── Given information

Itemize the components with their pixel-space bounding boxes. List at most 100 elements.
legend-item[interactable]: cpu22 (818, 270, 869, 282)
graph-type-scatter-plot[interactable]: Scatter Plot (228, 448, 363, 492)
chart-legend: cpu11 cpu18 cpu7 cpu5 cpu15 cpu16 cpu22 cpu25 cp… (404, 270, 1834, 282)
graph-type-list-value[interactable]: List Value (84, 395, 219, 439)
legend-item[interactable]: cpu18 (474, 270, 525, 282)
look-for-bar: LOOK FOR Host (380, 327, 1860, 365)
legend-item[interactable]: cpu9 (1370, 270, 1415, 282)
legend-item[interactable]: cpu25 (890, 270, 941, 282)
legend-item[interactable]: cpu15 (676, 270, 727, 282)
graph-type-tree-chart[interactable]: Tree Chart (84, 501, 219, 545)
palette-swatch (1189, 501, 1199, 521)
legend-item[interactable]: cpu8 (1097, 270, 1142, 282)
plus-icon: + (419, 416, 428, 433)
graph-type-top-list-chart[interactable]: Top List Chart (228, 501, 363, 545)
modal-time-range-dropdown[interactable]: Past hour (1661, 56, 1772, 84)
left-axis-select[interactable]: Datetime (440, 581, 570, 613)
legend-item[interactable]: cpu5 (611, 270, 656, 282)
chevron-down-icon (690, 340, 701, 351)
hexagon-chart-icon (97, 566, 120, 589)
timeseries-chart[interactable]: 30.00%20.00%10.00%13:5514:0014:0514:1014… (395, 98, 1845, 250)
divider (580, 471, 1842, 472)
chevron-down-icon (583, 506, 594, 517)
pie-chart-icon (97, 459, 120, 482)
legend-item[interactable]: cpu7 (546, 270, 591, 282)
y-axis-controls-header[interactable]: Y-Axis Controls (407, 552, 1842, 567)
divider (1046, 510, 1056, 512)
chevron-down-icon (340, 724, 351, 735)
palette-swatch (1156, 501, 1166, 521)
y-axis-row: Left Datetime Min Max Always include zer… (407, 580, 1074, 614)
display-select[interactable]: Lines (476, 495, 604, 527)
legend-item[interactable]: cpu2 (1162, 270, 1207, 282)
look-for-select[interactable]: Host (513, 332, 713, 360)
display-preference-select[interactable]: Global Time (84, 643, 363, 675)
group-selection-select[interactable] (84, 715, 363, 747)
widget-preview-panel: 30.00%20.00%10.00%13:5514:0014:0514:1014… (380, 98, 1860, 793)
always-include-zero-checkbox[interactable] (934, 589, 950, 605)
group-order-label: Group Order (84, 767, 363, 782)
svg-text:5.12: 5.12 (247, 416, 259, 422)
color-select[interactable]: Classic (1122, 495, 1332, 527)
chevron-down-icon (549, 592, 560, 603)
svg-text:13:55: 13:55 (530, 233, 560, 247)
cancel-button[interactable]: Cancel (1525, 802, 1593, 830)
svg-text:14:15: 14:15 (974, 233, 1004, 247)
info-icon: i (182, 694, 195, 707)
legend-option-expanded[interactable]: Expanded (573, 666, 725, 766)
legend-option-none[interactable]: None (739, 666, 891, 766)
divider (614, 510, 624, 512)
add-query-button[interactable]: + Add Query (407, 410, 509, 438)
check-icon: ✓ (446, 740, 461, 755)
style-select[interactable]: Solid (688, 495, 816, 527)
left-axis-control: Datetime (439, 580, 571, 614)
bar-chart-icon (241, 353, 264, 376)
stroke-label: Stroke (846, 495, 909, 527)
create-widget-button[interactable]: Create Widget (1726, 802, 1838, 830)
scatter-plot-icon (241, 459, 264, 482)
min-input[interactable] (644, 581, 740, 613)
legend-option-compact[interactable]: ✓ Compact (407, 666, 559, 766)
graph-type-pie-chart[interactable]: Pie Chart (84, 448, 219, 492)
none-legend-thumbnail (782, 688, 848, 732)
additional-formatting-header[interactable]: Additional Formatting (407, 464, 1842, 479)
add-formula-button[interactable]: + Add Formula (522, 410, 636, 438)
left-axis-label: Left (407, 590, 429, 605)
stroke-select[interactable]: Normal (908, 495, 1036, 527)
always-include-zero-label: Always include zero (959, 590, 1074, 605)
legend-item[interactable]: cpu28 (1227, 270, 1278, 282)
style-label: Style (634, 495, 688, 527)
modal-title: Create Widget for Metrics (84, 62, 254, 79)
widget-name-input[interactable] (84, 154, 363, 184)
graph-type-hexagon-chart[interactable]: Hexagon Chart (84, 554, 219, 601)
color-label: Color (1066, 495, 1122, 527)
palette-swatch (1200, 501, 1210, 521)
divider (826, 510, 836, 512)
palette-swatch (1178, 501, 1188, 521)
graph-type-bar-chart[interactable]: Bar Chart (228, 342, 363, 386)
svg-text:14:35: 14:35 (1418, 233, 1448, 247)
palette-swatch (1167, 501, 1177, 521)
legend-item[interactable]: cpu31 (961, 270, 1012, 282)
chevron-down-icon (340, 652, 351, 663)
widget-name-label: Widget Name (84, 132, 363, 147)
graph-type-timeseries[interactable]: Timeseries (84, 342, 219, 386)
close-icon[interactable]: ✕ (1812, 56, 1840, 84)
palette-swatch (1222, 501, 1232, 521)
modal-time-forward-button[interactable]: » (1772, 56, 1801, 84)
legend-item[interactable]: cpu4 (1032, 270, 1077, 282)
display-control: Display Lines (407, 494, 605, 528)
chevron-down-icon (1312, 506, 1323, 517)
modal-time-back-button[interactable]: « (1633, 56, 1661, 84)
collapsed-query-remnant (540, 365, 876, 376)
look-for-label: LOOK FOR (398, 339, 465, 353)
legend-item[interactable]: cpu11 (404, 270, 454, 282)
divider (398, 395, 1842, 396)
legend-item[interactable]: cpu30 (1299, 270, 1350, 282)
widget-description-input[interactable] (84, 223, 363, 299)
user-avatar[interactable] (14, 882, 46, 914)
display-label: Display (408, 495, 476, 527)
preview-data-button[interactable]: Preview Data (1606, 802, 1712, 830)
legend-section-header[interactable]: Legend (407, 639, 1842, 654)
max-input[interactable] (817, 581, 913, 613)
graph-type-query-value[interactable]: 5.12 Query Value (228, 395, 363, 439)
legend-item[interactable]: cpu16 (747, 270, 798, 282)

────

■ Prompt ■
Retype all of the material above word for word, keeping every line in its original order.

■ Task response ■
Itemize the components with their pixel-space bounding boxes. List at most 100 elements.
legend-item[interactable]: cpu22 (818, 270, 869, 282)
graph-type-scatter-plot[interactable]: Scatter Plot (228, 448, 363, 492)
chart-legend: cpu11 cpu18 cpu7 cpu5 cpu15 cpu16 cpu22 cpu25 cp… (404, 270, 1834, 282)
graph-type-list-value[interactable]: List Value (84, 395, 219, 439)
legend-item[interactable]: cpu18 (474, 270, 525, 282)
look-for-bar: LOOK FOR Host (380, 327, 1860, 365)
legend-item[interactable]: cpu9 (1370, 270, 1415, 282)
legend-item[interactable]: cpu25 (890, 270, 941, 282)
legend-item[interactable]: cpu15 (676, 270, 727, 282)
graph-type-tree-chart[interactable]: Tree Chart (84, 501, 219, 545)
palette-swatch (1189, 501, 1199, 521)
legend-item[interactable]: cpu8 (1097, 270, 1142, 282)
plus-icon: + (419, 416, 428, 433)
graph-type-top-list-chart[interactable]: Top List Chart (228, 501, 363, 545)
modal-time-range-dropdown[interactable]: Past hour (1661, 56, 1772, 84)
left-axis-select[interactable]: Datetime (440, 581, 570, 613)
legend-item[interactable]: cpu5 (611, 270, 656, 282)
chevron-down-icon (690, 340, 701, 351)
hexagon-chart-icon (97, 566, 120, 589)
timeseries-chart[interactable]: 30.00%20.00%10.00%13:5514:0014:0514:1014… (395, 98, 1845, 250)
divider (580, 471, 1842, 472)
chevron-down-icon (583, 506, 594, 517)
pie-chart-icon (97, 459, 120, 482)
legend-item[interactable]: cpu7 (546, 270, 591, 282)
y-axis-controls-header[interactable]: Y-Axis Controls (407, 552, 1842, 567)
divider (1046, 510, 1056, 512)
chevron-down-icon (340, 724, 351, 735)
palette-swatch (1156, 501, 1166, 521)
y-axis-row: Left Datetime Min Max Always include zer… (407, 580, 1074, 614)
display-select[interactable]: Lines (476, 495, 604, 527)
legend-item[interactable]: cpu2 (1162, 270, 1207, 282)
look-for-select[interactable]: Host (513, 332, 713, 360)
display-preference-select[interactable]: Global Time (84, 643, 363, 675)
group-selection-select[interactable] (84, 715, 363, 747)
widget-preview-panel: 30.00%20.00%10.00%13:5514:0014:0514:1014… (380, 98, 1860, 793)
always-include-zero-checkbox[interactable] (934, 589, 950, 605)
group-order-label: Group Order (84, 767, 363, 782)
svg-text:5.12: 5.12 (247, 416, 259, 422)
color-select[interactable]: Classic (1122, 495, 1332, 527)
chevron-down-icon (549, 592, 560, 603)
svg-text:13:55: 13:55 (530, 233, 560, 247)
cancel-button[interactable]: Cancel (1525, 802, 1593, 830)
svg-text:14:15: 14:15 (974, 233, 1004, 247)
info-icon: i (182, 694, 195, 707)
legend-option-expanded[interactable]: Expanded (573, 666, 725, 766)
legend-option-none[interactable]: None (739, 666, 891, 766)
divider (614, 510, 624, 512)
add-query-button[interactable]: + Add Query (407, 410, 509, 438)
check-icon: ✓ (446, 740, 461, 755)
style-select[interactable]: Solid (688, 495, 816, 527)
left-axis-control: Datetime (439, 580, 571, 614)
bar-chart-icon (241, 353, 264, 376)
stroke-label: Stroke (846, 495, 909, 527)
create-widget-button[interactable]: Create Widget (1726, 802, 1838, 830)
scatter-plot-icon (241, 459, 264, 482)
min-input[interactable] (644, 581, 740, 613)
legend-option-compact[interactable]: ✓ Compact (407, 666, 559, 766)
graph-type-pie-chart[interactable]: Pie Chart (84, 448, 219, 492)
none-legend-thumbnail (782, 688, 848, 732)
additional-formatting-header[interactable]: Additional Formatting (407, 464, 1842, 479)
add-formula-button[interactable]: + Add Formula (522, 410, 636, 438)
left-axis-label: Left (407, 590, 429, 605)
stroke-select[interactable]: Normal (908, 495, 1036, 527)
always-include-zero-label: Always include zero (959, 590, 1074, 605)
legend-item[interactable]: cpu28 (1227, 270, 1278, 282)
style-label: Style (634, 495, 688, 527)
modal-title: Create Widget for Metrics (84, 62, 254, 79)
widget-name-input[interactable] (84, 154, 363, 184)
graph-type-hexagon-chart[interactable]: Hexagon Chart (84, 554, 219, 601)
color-label: Color (1066, 495, 1122, 527)
palette-swatch (1200, 501, 1210, 521)
divider (826, 510, 836, 512)
palette-swatch (1178, 501, 1188, 521)
graph-type-bar-chart[interactable]: Bar Chart (228, 342, 363, 386)
svg-text:14:35: 14:35 (1418, 233, 1448, 247)
palette-swatch (1167, 501, 1177, 521)
legend-item[interactable]: cpu31 (961, 270, 1012, 282)
chevron-down-icon (340, 652, 351, 663)
widget-name-label: Widget Name (84, 132, 363, 147)
graph-type-timeseries[interactable]: Timeseries (84, 342, 219, 386)
close-icon[interactable]: ✕ (1812, 56, 1840, 84)
palette-swatch (1222, 501, 1232, 521)
modal-time-forward-button[interactable]: » (1772, 56, 1801, 84)
legend-item[interactable]: cpu4 (1032, 270, 1077, 282)
display-control: Display Lines (407, 494, 605, 528)
chevron-down-icon (1312, 506, 1323, 517)
modal-time-back-button[interactable]: « (1633, 56, 1661, 84)
collapsed-query-remnant (540, 365, 876, 376)
look-for-label: LOOK FOR (398, 339, 465, 353)
legend-item[interactable]: cpu11 (404, 270, 454, 282)
divider (398, 395, 1842, 396)
legend-item[interactable]: cpu30 (1299, 270, 1350, 282)
widget-description-input[interactable] (84, 223, 363, 299)
user-avatar[interactable] (14, 882, 46, 914)
display-label: Display (408, 495, 476, 527)
preview-data-button[interactable]: Preview Data (1606, 802, 1712, 830)
legend-section-header[interactable]: Legend (407, 639, 1842, 654)
max-input[interactable] (817, 581, 913, 613)
graph-type-query-value[interactable]: 5.12 Query Value (228, 395, 363, 439)
legend-item[interactable]: cpu16 (747, 270, 798, 282)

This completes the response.